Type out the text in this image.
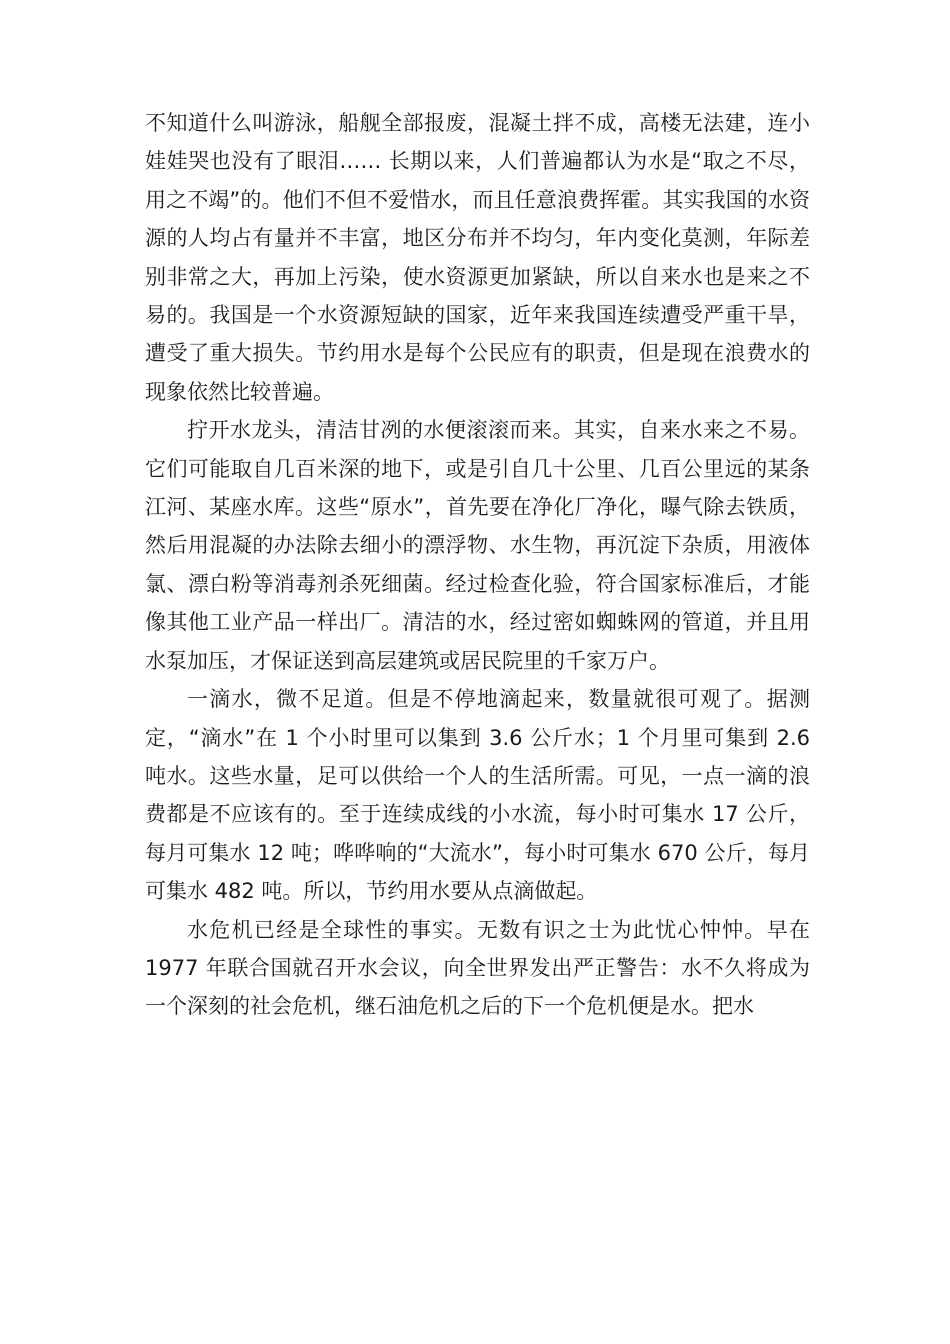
不知道什么叫游泳，船舰全部报废，混凝土拌不成，高楼无法建，连小娃娃哭也没有了眼泪…… 长期以来，人们普遍都认为水是“取之不尽，用之不竭”的。他们不但不爱惜水，而且任意浪费挥霍。其实我国的水资源的人均占有量并不丰富，地区分布并不均匀，年内变化莫测，年际差别非常之大，再加上污染，使水资源更加紧缺，所以自来水也是来之不易的。我国是一个水资源短缺的国家，近年来我国连续遭受严重干旱，遭受了重大损失。节约用水是每个公民应有的职责，但是现在浪费水的现象依然比较普遍。

拧开水龙头，清洁甘冽的水便滚滚而来。其实，自来水来之不易。它们可能取自几百米深的地下，或是引自几十公里、几百公里远的某条江河、某座水库。这些“原水”，首先要在净化厂净化，曝气除去铁质，然后用混凝的办法除去细小的漂浮物、水生物，再沉淀下杂质，用液体氯、漂白粉等消毒剂杀死细菌。经过检查化验，符合国家标准后，才能像其他工业产品一样出厂。清洁的水，经过密如蜘蛛网的管道，并且用水泵加压，才保证送到高层建筑或居民院里的千家万户。

一滴水，微不足道。但是不停地滴起来，数量就很可观了。据测定，“滴水”在 1 个小时里可以集到 3.6 公斤水；1 个月里可集到 2.6 吨水。这些水量，足可以供给一个人的生活所需。可见，一点一滴的浪费都是不应该有的。至于连续成线的小水流，每小时可集水 17 公斤，每月可集水 12 吨；哗哗响的“大流水”，每小时可集水 670 公斤，每月可集水 482 吨。所以，节约用水要从点滴做起。

水危机已经是全球性的事实。无数有识之士为此忧心忡忡。早在 1977 年联合国就召开水会议，向全世界发出严正警告：水不久将成为一个深刻的社会危机，继石油危机之后的下一个危机便是水。把水
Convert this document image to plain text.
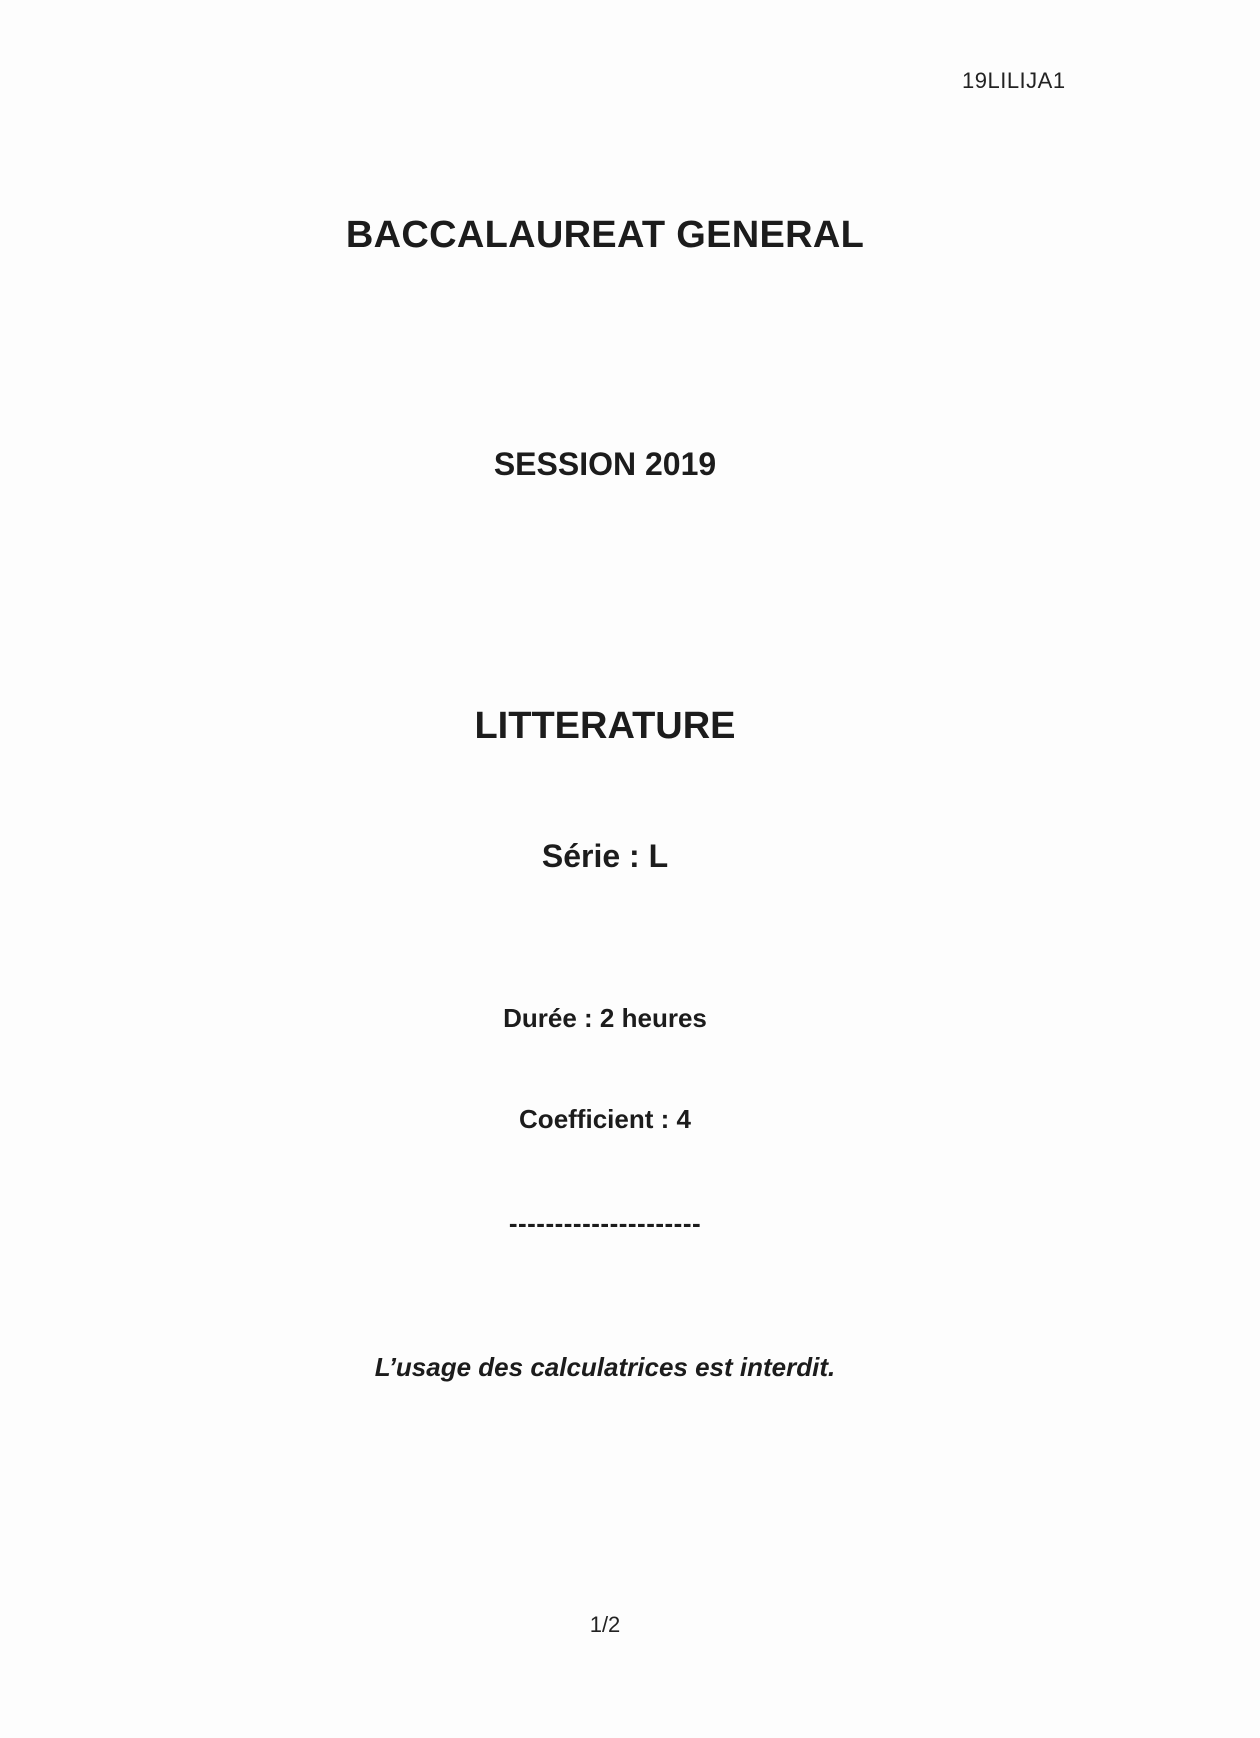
19LILIJA1
BACCALAUREAT GENERAL
SESSION 2019
LITTERATURE
Série : L
Durée : 2 heures
Coefficient : 4
---------------------
L’usage des calculatrices est interdit.
1/2
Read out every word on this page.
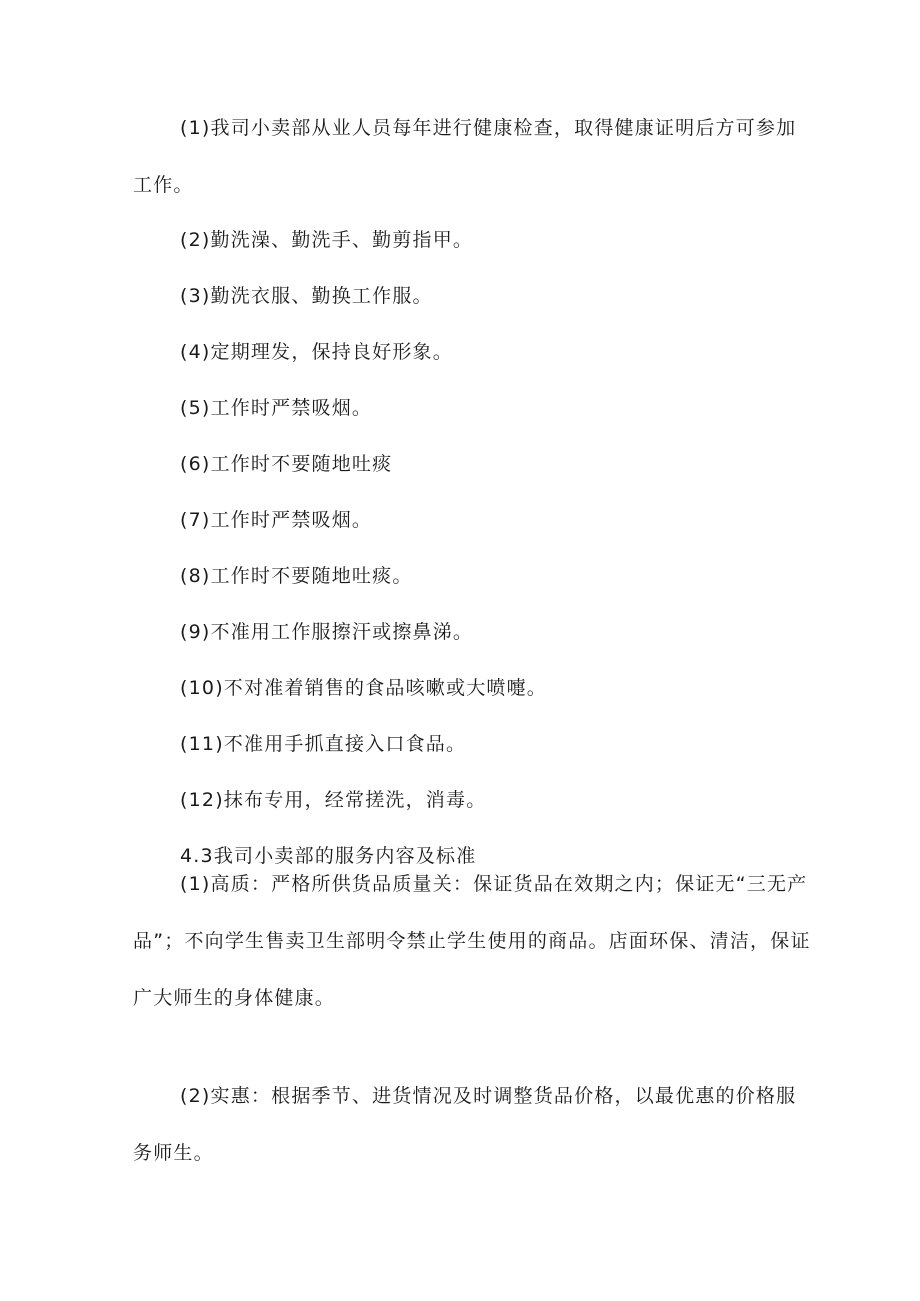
(1)我司小卖部从业人员每年进行健康检查，取得健康证明后方可参加工作。

(2)勤洗澡、勤洗手、勤剪指甲。

(3)勤洗衣服、勤换工作服。

(4)定期理发，保持良好形象。

(5)工作时严禁吸烟。

(6)工作时不要随地吐痰

(7)工作时严禁吸烟。

(8)工作时不要随地吐痰。

(9)不准用工作服擦汗或擦鼻涕。

(10)不对准着销售的食品咳嗽或大喷嚏。

(11)不准用手抓直接入口食品。

(12)抹布专用，经常搓洗，消毒。

4.3我司小卖部的服务内容及标准

(1)高质：严格所供货品质量关：保证货品在效期之内；保证无“三无产品”；不向学生售卖卫生部明令禁止学生使用的商品。店面环保、清洁，保证广大师生的身体健康。

(2)实惠：根据季节、进货情况及时调整货品价格，以最优惠的价格服务师生。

++++++++++++++++++++

Your task is to reproduce all of the material exactly. The pictures stay out.

Solution below
Type out the text in this image.
不知道什么叫游泳，船舰全部报废，混凝土拌不成，高楼无法建，连小娃娃哭也没有了眼泪…… 长期以来，人们普遍都认为水是“取之不尽，用之不竭”的。他们不但不爱惜水，而且任意浪费挥霍。其实我国的水资源的人均占有量并不丰富，地区分布并不均匀，年内变化莫测，年际差别非常之大，再加上污染，使水资源更加紧缺，所以自来水也是来之不易的。我国是一个水资源短缺的国家，近年来我国连续遭受严重干旱，遭受了重大损失。节约用水是每个公民应有的职责，但是现在浪费水的现象依然比较普遍。

拧开水龙头，清洁甘冽的水便滚滚而来。其实，自来水来之不易。它们可能取自几百米深的地下，或是引自几十公里、几百公里远的某条江河、某座水库。这些“原水”，首先要在净化厂净化，曝气除去铁质，然后用混凝的办法除去细小的漂浮物、水生物，再沉淀下杂质，用液体氯、漂白粉等消毒剂杀死细菌。经过检查化验，符合国家标准后，才能像其他工业产品一样出厂。清洁的水，经过密如蜘蛛网的管道，并且用水泵加压，才保证送到高层建筑或居民院里的千家万户。

一滴水，微不足道。但是不停地滴起来，数量就很可观了。据测定，“滴水”在 1 个小时里可以集到 3.6 公斤水；1 个月里可集到 2.6 吨水。这些水量，足可以供给一个人的生活所需。可见，一点一滴的浪费都是不应该有的。至于连续成线的小水流，每小时可集水 17 公斤，每月可集水 12 吨；哗哗响的“大流水”，每小时可集水 670 公斤，每月可集水 482 吨。所以，节约用水要从点滴做起。

水危机已经是全球性的事实。无数有识之士为此忧心忡忡。早在 1977 年联合国就召开水会议，向全世界发出严正警告：水不久将成为一个深刻的社会危机，继石油危机之后的下一个危机便是水。把水
Convert this document image to plain text.
19LILIJA1
BACCALAUREAT GENERAL
SESSION 2019
LITTERATURE
Série : L
Durée : 2 heures
Coefficient : 4
---------------------
L’usage des calculatrices est interdit.
1/2
Read out every word on this page.
(1)我司小卖部从业人员每年进行健康检查，取得健康证明后方可参加工作。

(2)勤洗澡、勤洗手、勤剪指甲。

(3)勤洗衣服、勤换工作服。

(4)定期理发，保持良好形象。

(5)工作时严禁吸烟。

(6)工作时不要随地吐痰

(7)工作时严禁吸烟。

(8)工作时不要随地吐痰。

(9)不准用工作服擦汗或擦鼻涕。

(10)不对准着销售的食品咳嗽或大喷嚏。

(11)不准用手抓直接入口食品。

(12)抹布专用，经常搓洗，消毒。

4.3我司小卖部的服务内容及标准

(1)高质：严格所供货品质量关：保证货品在效期之内；保证无“三无产品”；不向学生售卖卫生部明令禁止学生使用的商品。店面环保、清洁，保证广大师生的身体健康。

(2)实惠：根据季节、进货情况及时调整货品价格，以最优惠的价格服务师生。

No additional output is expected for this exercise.